Set task: Among the entries below, count the lines where the string "this" occurs, and give only the number.

Records from a data collection
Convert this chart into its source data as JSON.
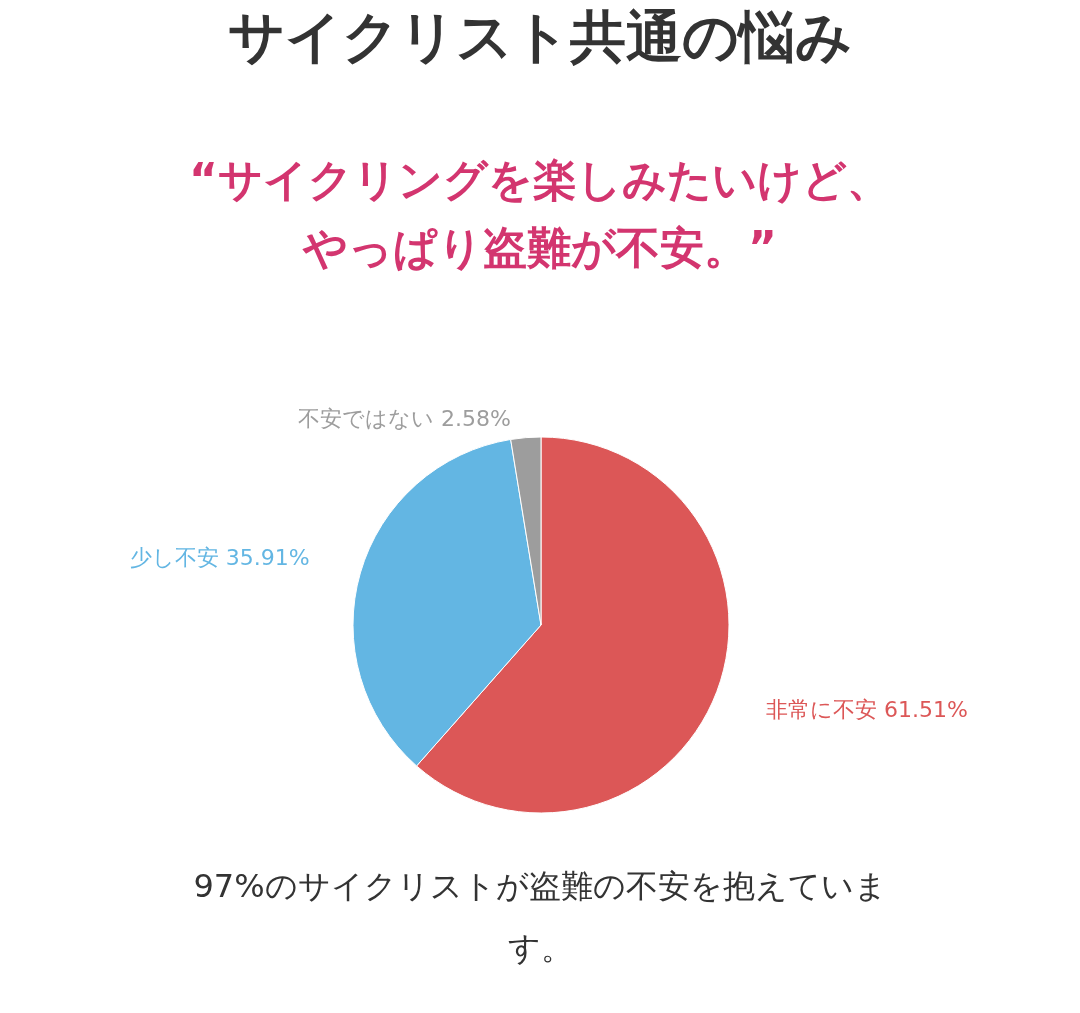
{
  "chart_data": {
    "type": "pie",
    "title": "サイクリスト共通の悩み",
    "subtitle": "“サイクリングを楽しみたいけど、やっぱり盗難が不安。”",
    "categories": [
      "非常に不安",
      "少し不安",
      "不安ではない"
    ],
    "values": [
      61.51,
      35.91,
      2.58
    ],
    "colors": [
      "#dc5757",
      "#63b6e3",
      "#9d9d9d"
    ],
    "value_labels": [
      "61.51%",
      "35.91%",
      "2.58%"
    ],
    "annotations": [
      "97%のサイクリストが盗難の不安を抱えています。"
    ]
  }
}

---

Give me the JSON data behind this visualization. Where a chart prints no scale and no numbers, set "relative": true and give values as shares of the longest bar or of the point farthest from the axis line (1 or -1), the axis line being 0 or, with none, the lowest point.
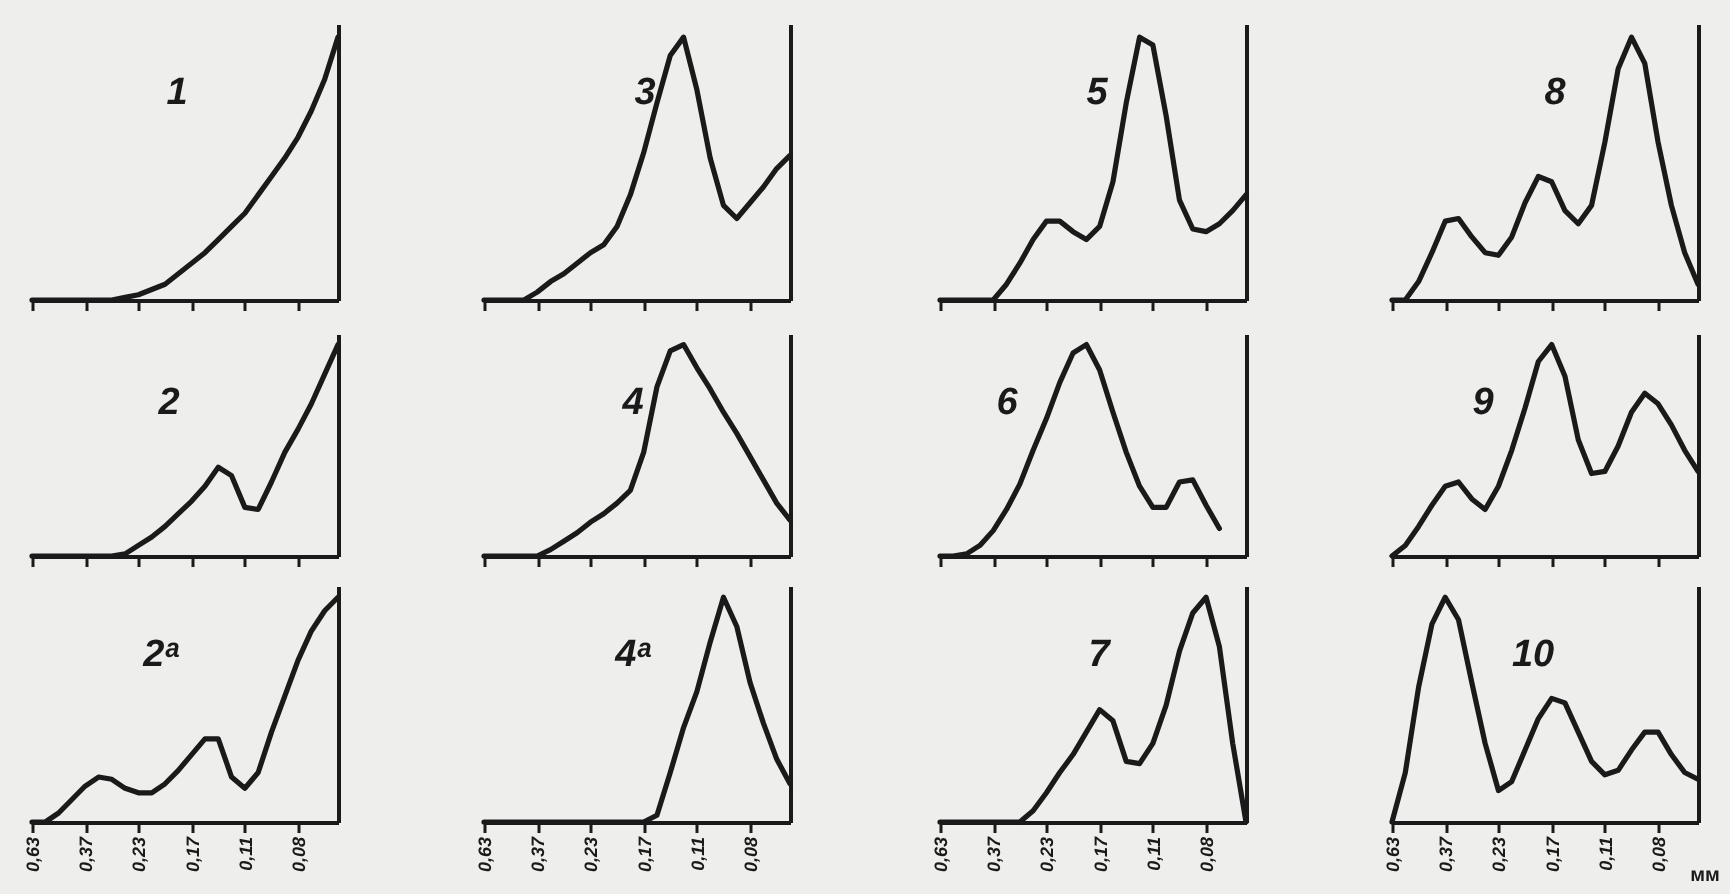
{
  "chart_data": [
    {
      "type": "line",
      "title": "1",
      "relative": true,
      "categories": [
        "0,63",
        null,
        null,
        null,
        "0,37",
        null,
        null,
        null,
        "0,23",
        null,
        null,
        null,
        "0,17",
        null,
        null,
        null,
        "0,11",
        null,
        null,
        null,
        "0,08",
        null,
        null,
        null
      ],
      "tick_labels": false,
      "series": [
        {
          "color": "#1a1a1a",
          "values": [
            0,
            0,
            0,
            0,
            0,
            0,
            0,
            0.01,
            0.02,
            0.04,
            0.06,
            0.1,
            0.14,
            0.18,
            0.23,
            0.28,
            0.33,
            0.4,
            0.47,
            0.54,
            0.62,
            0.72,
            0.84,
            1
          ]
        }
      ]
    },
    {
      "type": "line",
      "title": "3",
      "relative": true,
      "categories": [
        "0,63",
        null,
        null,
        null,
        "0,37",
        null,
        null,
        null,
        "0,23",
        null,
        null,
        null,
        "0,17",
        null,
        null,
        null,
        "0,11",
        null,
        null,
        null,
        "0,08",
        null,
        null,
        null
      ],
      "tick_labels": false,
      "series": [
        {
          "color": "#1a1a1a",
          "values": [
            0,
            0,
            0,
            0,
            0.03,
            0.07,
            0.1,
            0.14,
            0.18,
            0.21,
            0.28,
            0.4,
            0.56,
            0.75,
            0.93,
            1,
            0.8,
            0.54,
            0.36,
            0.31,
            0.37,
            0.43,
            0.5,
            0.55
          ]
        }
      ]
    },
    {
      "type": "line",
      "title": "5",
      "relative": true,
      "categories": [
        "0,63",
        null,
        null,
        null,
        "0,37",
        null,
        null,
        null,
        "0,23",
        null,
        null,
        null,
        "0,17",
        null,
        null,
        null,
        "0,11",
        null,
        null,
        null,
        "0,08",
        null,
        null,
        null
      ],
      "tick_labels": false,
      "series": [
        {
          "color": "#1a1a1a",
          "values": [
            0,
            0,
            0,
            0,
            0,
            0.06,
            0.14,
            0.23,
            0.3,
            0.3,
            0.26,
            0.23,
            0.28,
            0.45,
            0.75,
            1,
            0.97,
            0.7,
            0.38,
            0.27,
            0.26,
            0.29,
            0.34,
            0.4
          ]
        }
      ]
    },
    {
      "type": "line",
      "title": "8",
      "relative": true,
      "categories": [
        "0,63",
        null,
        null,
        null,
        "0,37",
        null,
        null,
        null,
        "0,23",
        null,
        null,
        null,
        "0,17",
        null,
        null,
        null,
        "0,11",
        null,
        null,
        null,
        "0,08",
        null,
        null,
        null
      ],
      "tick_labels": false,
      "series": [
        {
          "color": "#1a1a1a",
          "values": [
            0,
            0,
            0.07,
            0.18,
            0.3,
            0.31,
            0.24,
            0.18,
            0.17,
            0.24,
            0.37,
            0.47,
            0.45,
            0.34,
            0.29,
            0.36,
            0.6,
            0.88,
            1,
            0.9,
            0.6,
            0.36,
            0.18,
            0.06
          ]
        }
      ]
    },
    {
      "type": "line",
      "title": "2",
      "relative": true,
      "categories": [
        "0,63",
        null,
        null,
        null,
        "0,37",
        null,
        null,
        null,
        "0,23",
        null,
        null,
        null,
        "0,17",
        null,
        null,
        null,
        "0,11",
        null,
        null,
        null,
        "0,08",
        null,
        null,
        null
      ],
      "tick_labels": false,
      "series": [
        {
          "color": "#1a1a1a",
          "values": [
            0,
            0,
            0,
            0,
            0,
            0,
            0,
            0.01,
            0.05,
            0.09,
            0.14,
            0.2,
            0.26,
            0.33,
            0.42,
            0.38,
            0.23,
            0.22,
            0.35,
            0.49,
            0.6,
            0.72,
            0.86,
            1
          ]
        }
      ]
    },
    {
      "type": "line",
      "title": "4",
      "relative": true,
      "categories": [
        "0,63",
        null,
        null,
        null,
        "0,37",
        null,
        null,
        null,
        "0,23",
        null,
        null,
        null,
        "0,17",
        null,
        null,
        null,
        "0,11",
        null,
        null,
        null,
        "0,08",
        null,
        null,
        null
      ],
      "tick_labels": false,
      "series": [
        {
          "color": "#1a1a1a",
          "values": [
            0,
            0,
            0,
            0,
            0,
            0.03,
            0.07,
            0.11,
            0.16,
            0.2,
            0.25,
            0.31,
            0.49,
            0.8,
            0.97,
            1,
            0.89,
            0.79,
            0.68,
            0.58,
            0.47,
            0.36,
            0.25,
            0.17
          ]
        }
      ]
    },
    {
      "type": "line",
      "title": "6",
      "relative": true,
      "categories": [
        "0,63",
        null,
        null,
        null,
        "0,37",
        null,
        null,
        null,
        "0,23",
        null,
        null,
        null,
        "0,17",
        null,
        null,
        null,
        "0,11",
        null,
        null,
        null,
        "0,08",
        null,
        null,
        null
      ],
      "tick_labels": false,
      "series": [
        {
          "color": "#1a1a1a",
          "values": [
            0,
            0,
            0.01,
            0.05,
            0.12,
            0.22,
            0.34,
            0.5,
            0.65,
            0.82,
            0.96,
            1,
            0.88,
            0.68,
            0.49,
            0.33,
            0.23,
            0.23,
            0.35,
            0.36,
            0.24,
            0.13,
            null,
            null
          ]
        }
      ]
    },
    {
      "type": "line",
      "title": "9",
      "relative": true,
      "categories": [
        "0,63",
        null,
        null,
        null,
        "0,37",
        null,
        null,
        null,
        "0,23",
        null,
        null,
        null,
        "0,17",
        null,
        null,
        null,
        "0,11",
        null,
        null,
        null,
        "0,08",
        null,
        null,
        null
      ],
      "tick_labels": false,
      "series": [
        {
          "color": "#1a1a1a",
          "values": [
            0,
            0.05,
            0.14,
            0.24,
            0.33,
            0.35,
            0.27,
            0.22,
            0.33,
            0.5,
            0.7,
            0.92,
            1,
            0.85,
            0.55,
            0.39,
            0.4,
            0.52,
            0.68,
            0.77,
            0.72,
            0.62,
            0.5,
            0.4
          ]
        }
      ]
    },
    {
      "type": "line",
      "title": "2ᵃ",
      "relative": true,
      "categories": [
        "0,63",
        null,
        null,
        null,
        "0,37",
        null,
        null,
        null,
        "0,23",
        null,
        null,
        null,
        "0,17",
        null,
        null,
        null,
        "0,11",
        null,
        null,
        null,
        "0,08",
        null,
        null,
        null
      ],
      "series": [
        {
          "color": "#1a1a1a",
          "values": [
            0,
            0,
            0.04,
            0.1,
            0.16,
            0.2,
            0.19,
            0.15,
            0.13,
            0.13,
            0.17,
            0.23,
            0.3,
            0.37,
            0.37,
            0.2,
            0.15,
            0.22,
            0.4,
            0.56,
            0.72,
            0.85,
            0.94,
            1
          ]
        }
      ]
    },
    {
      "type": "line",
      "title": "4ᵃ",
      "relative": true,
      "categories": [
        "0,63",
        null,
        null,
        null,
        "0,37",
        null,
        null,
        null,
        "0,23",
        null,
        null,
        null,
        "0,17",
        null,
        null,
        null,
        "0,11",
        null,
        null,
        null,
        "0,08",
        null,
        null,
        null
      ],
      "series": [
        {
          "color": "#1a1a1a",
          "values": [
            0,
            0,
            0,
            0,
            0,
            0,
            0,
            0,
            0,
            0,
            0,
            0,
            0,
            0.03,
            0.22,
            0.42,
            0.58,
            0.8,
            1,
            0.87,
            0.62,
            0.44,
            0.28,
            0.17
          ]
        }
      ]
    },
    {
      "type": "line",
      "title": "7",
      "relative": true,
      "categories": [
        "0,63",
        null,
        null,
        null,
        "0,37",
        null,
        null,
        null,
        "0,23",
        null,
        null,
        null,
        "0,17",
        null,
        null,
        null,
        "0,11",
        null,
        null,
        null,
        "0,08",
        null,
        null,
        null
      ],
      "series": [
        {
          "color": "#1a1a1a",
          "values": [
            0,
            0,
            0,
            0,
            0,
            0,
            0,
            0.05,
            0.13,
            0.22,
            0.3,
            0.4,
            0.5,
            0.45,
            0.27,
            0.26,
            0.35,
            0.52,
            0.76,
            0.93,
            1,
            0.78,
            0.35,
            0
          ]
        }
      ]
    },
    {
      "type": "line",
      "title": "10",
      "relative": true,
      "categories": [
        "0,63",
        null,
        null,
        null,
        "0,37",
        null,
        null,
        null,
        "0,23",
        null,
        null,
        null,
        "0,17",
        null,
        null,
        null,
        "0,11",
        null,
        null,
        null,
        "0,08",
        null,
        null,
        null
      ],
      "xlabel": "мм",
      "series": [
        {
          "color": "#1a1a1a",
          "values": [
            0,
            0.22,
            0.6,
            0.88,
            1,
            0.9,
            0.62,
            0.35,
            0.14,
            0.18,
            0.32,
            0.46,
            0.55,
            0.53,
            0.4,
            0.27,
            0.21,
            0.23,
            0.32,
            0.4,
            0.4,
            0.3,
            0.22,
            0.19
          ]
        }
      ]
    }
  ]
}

Correct response: 2